Extracted material:
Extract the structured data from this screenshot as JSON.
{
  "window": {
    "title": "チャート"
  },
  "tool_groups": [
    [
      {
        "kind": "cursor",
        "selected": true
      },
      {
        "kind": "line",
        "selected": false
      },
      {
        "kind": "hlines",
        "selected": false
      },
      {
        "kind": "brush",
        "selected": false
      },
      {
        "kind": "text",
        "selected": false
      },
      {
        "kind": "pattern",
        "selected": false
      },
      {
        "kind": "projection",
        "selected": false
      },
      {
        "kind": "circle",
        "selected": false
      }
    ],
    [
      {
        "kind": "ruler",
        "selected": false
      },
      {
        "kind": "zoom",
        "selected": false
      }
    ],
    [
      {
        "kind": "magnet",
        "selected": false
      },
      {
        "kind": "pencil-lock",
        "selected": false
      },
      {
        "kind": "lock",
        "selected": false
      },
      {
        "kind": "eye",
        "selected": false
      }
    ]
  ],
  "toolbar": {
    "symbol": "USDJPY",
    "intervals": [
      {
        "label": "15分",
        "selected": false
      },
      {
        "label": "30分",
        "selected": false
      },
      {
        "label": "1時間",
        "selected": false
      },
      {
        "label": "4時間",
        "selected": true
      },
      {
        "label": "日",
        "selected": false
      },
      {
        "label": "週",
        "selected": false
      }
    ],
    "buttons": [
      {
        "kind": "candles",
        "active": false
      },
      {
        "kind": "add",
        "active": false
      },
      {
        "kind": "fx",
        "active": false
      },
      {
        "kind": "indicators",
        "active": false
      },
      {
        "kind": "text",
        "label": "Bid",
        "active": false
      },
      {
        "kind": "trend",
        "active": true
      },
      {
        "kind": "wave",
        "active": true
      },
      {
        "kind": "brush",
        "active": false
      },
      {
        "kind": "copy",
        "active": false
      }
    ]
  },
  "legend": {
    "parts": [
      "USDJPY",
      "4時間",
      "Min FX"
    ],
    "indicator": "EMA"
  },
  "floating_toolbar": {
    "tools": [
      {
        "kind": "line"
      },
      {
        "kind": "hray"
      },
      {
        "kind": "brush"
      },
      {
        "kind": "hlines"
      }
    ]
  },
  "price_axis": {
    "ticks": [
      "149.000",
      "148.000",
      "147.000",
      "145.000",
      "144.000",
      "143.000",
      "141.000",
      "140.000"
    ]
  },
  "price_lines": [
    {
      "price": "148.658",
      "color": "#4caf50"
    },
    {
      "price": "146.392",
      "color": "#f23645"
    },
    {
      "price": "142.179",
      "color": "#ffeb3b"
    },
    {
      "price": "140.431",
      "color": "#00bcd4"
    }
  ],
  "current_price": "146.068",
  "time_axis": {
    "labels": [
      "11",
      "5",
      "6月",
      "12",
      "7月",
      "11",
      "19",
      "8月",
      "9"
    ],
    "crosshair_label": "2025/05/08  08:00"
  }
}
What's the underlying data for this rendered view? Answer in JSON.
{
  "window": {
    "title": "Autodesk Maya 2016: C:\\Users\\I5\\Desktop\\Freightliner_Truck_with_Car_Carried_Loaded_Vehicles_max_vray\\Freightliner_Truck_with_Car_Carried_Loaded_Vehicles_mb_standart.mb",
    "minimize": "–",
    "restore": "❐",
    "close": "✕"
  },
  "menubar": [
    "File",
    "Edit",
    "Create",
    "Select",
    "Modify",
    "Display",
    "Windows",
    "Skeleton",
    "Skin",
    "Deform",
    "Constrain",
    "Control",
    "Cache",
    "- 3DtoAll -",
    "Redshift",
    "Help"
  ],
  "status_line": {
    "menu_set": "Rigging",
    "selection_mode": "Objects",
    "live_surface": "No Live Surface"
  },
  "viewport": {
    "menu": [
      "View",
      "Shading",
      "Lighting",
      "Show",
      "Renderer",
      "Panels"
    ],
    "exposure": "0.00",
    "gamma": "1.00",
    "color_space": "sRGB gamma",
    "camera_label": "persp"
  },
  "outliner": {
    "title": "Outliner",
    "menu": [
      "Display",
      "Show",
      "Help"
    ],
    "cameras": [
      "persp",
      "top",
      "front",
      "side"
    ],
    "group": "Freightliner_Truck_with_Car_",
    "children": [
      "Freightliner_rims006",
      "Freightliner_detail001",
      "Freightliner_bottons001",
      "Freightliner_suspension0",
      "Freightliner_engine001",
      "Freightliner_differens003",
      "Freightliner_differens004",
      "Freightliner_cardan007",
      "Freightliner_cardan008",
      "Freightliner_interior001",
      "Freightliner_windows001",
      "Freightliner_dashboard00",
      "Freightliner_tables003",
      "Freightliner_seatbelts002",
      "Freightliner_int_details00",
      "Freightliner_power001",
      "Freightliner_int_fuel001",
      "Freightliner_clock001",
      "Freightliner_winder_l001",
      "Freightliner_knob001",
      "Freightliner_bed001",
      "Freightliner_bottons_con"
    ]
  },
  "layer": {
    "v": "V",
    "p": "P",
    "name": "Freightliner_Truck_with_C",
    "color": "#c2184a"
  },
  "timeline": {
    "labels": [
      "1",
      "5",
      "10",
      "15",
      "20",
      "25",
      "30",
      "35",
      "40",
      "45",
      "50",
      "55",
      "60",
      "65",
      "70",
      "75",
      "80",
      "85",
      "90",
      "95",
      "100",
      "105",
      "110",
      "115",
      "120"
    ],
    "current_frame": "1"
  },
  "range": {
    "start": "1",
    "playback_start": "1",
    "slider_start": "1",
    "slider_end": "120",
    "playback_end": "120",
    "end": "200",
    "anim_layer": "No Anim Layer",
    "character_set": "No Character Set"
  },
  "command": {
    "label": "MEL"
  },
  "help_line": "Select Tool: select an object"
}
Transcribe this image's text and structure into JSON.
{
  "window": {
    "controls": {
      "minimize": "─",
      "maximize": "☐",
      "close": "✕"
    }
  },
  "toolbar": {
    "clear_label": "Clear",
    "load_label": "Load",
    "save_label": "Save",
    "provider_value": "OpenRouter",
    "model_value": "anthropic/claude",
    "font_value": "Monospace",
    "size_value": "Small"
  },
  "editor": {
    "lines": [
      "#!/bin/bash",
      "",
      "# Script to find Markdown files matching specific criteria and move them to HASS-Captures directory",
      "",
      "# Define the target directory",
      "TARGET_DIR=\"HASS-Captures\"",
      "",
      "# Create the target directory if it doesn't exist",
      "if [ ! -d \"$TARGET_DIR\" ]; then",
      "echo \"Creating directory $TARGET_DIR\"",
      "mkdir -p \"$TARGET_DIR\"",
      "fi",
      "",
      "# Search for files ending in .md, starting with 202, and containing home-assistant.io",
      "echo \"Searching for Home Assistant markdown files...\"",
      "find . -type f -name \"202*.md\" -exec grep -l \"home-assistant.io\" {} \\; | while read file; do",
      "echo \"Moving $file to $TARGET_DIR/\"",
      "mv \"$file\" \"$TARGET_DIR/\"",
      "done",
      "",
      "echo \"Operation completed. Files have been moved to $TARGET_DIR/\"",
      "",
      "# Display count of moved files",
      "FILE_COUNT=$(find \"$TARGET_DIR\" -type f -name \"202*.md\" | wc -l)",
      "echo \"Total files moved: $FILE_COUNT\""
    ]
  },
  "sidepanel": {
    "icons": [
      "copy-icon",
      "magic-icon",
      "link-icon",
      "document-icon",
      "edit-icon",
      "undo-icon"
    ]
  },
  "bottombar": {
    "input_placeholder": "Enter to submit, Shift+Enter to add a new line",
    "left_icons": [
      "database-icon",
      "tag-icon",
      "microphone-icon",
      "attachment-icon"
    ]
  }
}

Written task: The records above should be returned exactly.

Solution to this problem:
Extract the structured data from this screenshot as JSON.
{
  "window": {
    "title": "チャート"
  },
  "tool_groups": [
    [
      {
        "kind": "cursor",
        "selected": true
      },
      {
        "kind": "line",
        "selected": false
      },
      {
        "kind": "hlines",
        "selected": false
      },
      {
        "kind": "brush",
        "selected": false
      },
      {
        "kind": "text",
        "selected": false
      },
      {
        "kind": "pattern",
        "selected": false
      },
      {
        "kind": "projection",
        "selected": false
      },
      {
        "kind": "circle",
        "selected": false
      }
    ],
    [
      {
        "kind": "ruler",
        "selected": false
      },
      {
        "kind": "zoom",
        "selected": false
      }
    ],
    [
      {
        "kind": "magnet",
        "selected": false
      },
      {
        "kind": "pencil-lock",
        "selected": false
      },
      {
        "kind": "lock",
        "selected": false
      },
      {
        "kind": "eye",
        "selected": false
      }
    ]
  ],
  "toolbar": {
    "symbol": "USDJPY",
    "intervals": [
      {
        "label": "15分",
        "selected": false
      },
      {
        "label": "30分",
        "selected": false
      },
      {
        "label": "1時間",
        "selected": false
      },
      {
        "label": "4時間",
        "selected": true
      },
      {
        "label": "日",
        "selected": false
      },
      {
        "label": "週",
        "selected": false
      }
    ],
    "buttons": [
      {
        "kind": "candles",
        "active": false
      },
      {
        "kind": "add",
        "active": false
      },
      {
        "kind": "fx",
        "active": false
      },
      {
        "kind": "indicators",
        "active": false
      },
      {
        "kind": "text",
        "label": "Bid",
        "active": false
      },
      {
        "kind": "trend",
        "active": true
      },
      {
        "kind": "wave",
        "active": true
      },
      {
        "kind": "brush",
        "active": false
      },
      {
        "kind": "copy",
        "active": false
      }
    ]
  },
  "legend": {
    "parts": [
      "USDJPY",
      "4時間",
      "Min FX"
    ],
    "indicator": "EMA"
  },
  "floating_toolbar": {
    "tools": [
      {
        "kind": "line"
      },
      {
        "kind": "hray"
      },
      {
        "kind": "brush"
      },
      {
        "kind": "hlines"
      }
    ]
  },
  "price_axis": {
    "ticks": [
      "149.000",
      "148.000",
      "147.000",
      "145.000",
      "144.000",
      "143.000",
      "141.000",
      "140.000"
    ]
  },
  "price_lines": [
    {
      "price": "148.658",
      "color": "#4caf50"
    },
    {
      "price": "146.392",
      "color": "#f23645"
    },
    {
      "price": "142.179",
      "color": "#ffeb3b"
    },
    {
      "price": "140.431",
      "color": "#00bcd4"
    }
  ],
  "current_price": "146.068",
  "time_axis": {
    "labels": [
      "11",
      "5",
      "6月",
      "12",
      "7月",
      "11",
      "19",
      "8月",
      "9"
    ],
    "crosshair_label": "2025/05/08  08:00"
  }
}
What's the underlying data for this rendered view? Answer in JSON.
{
  "window": {
    "title": "Autodesk Maya 2016: C:\\Users\\I5\\Desktop\\Freightliner_Truck_with_Car_Carried_Loaded_Vehicles_max_vray\\Freightliner_Truck_with_Car_Carried_Loaded_Vehicles_mb_standart.mb",
    "minimize": "–",
    "restore": "❐",
    "close": "✕"
  },
  "menubar": [
    "File",
    "Edit",
    "Create",
    "Select",
    "Modify",
    "Display",
    "Windows",
    "Skeleton",
    "Skin",
    "Deform",
    "Constrain",
    "Control",
    "Cache",
    "- 3DtoAll -",
    "Redshift",
    "Help"
  ],
  "status_line": {
    "menu_set": "Rigging",
    "selection_mode": "Objects",
    "live_surface": "No Live Surface"
  },
  "viewport": {
    "menu": [
      "View",
      "Shading",
      "Lighting",
      "Show",
      "Renderer",
      "Panels"
    ],
    "exposure": "0.00",
    "gamma": "1.00",
    "color_space": "sRGB gamma",
    "camera_label": "persp"
  },
  "outliner": {
    "title": "Outliner",
    "menu": [
      "Display",
      "Show",
      "Help"
    ],
    "cameras": [
      "persp",
      "top",
      "front",
      "side"
    ],
    "group": "Freightliner_Truck_with_Car_",
    "children": [
      "Freightliner_rims006",
      "Freightliner_detail001",
      "Freightliner_bottons001",
      "Freightliner_suspension0",
      "Freightliner_engine001",
      "Freightliner_differens003",
      "Freightliner_differens004",
      "Freightliner_cardan007",
      "Freightliner_cardan008",
      "Freightliner_interior001",
      "Freightliner_windows001",
      "Freightliner_dashboard00",
      "Freightliner_tables003",
      "Freightliner_seatbelts002",
      "Freightliner_int_details00",
      "Freightliner_power001",
      "Freightliner_int_fuel001",
      "Freightliner_clock001",
      "Freightliner_winder_l001",
      "Freightliner_knob001",
      "Freightliner_bed001",
      "Freightliner_bottons_con"
    ]
  },
  "layer": {
    "v": "V",
    "p": "P",
    "name": "Freightliner_Truck_with_C",
    "color": "#c2184a"
  },
  "timeline": {
    "labels": [
      "1",
      "5",
      "10",
      "15",
      "20",
      "25",
      "30",
      "35",
      "40",
      "45",
      "50",
      "55",
      "60",
      "65",
      "70",
      "75",
      "80",
      "85",
      "90",
      "95",
      "100",
      "105",
      "110",
      "115",
      "120"
    ],
    "current_frame": "1"
  },
  "range": {
    "start": "1",
    "playback_start": "1",
    "slider_start": "1",
    "slider_end": "120",
    "playback_end": "120",
    "end": "200",
    "anim_layer": "No Anim Layer",
    "character_set": "No Character Set"
  },
  "command": {
    "label": "MEL"
  },
  "help_line": "Select Tool: select an object"
}
Transcribe this image's text and structure into JSON.
{
  "window": {
    "controls": {
      "minimize": "─",
      "maximize": "☐",
      "close": "✕"
    }
  },
  "toolbar": {
    "clear_label": "Clear",
    "load_label": "Load",
    "save_label": "Save",
    "provider_value": "OpenRouter",
    "model_value": "anthropic/claude",
    "font_value": "Monospace",
    "size_value": "Small"
  },
  "editor": {
    "lines": [
      "#!/bin/bash",
      "",
      "# Script to find Markdown files matching specific criteria and move them to HASS-Captures directory",
      "",
      "# Define the target directory",
      "TARGET_DIR=\"HASS-Captures\"",
      "",
      "# Create the target directory if it doesn't exist",
      "if [ ! -d \"$TARGET_DIR\" ]; then",
      "echo \"Creating directory $TARGET_DIR\"",
      "mkdir -p \"$TARGET_DIR\"",
      "fi",
      "",
      "# Search for files ending in .md, starting with 202, and containing home-assistant.io",
      "echo \"Searching for Home Assistant markdown files...\"",
      "find . -type f -name \"202*.md\" -exec grep -l \"home-assistant.io\" {} \\; | while read file; do",
      "echo \"Moving $file to $TARGET_DIR/\"",
      "mv \"$file\" \"$TARGET_DIR/\"",
      "done",
      "",
      "echo \"Operation completed. Files have been moved to $TARGET_DIR/\"",
      "",
      "# Display count of moved files",
      "FILE_COUNT=$(find \"$TARGET_DIR\" -type f -name \"202*.md\" | wc -l)",
      "echo \"Total files moved: $FILE_COUNT\""
    ]
  },
  "sidepanel": {
    "icons": [
      "copy-icon",
      "magic-icon",
      "link-icon",
      "document-icon",
      "edit-icon",
      "undo-icon"
    ]
  },
  "bottombar": {
    "input_placeholder": "Enter to submit, Shift+Enter to add a new line",
    "left_icons": [
      "database-icon",
      "tag-icon",
      "microphone-icon",
      "attachment-icon"
    ]
  }
}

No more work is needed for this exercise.